Stated exercise: Copy out the whole listing exactly as written, leaving the pictures behind.

Data supplied:
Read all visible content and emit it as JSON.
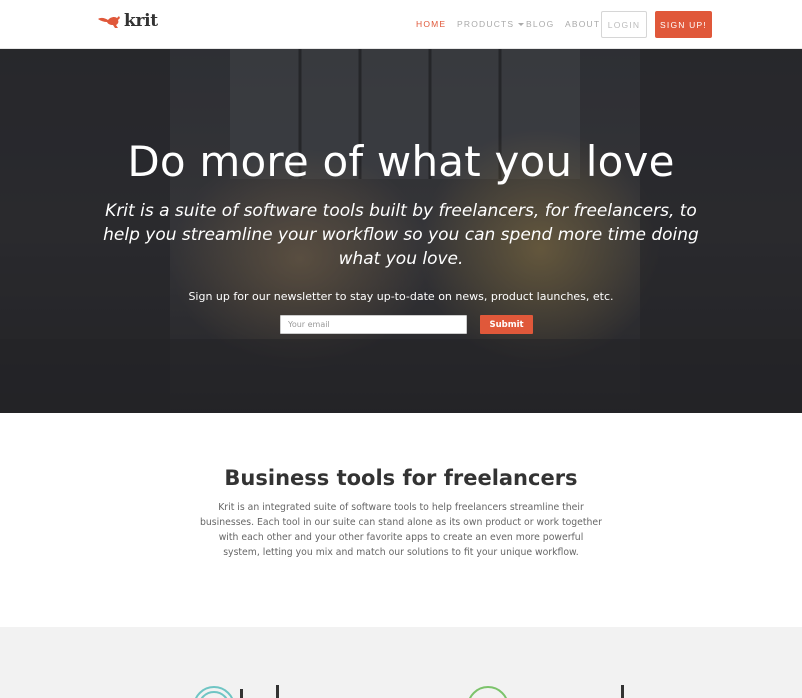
{
  "brand": {
    "name": "krit",
    "accent": "#e0583a"
  },
  "nav": {
    "home": "HOME",
    "products": "PRODUCTS",
    "blog": "BLOG",
    "about": "ABOUT",
    "login": "LOGIN",
    "signup": "SIGN UP!"
  },
  "hero": {
    "title": "Do more of what you love",
    "subtitle": "Krit is a suite of software tools built by freelancers, for freelancers, to help you streamline your workflow so you can spend more time doing what you love.",
    "newsletter_text": "Sign up for our newsletter to stay up-to-date on news, product launches, etc.",
    "email_placeholder": "Your email",
    "submit_label": "Submit"
  },
  "intro": {
    "title": "Business tools for freelancers",
    "body": "Krit is an integrated suite of software tools to help freelancers streamline their businesses. Each tool in our suite can stand alone as its own product or work together with each other and your other favorite apps to create an even more powerful system, letting you mix and match our solutions to fit your unique workflow."
  }
}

Answer in full:
Read all visible content and emit it as JSON.
{
  "brand": {
    "name": "krit",
    "accent": "#e0583a"
  },
  "nav": {
    "home": "HOME",
    "products": "PRODUCTS",
    "blog": "BLOG",
    "about": "ABOUT",
    "login": "LOGIN",
    "signup": "SIGN UP!"
  },
  "hero": {
    "title": "Do more of what you love",
    "subtitle": "Krit is a suite of software tools built by freelancers, for freelancers, to help you streamline your workflow so you can spend more time doing what you love.",
    "newsletter_text": "Sign up for our newsletter to stay up-to-date on news, product launches, etc.",
    "email_placeholder": "Your email",
    "submit_label": "Submit"
  },
  "intro": {
    "title": "Business tools for freelancers",
    "body": "Krit is an integrated suite of software tools to help freelancers streamline their businesses. Each tool in our suite can stand alone as its own product or work together with each other and your other favorite apps to create an even more powerful system, letting you mix and match our solutions to fit your unique workflow."
  }
}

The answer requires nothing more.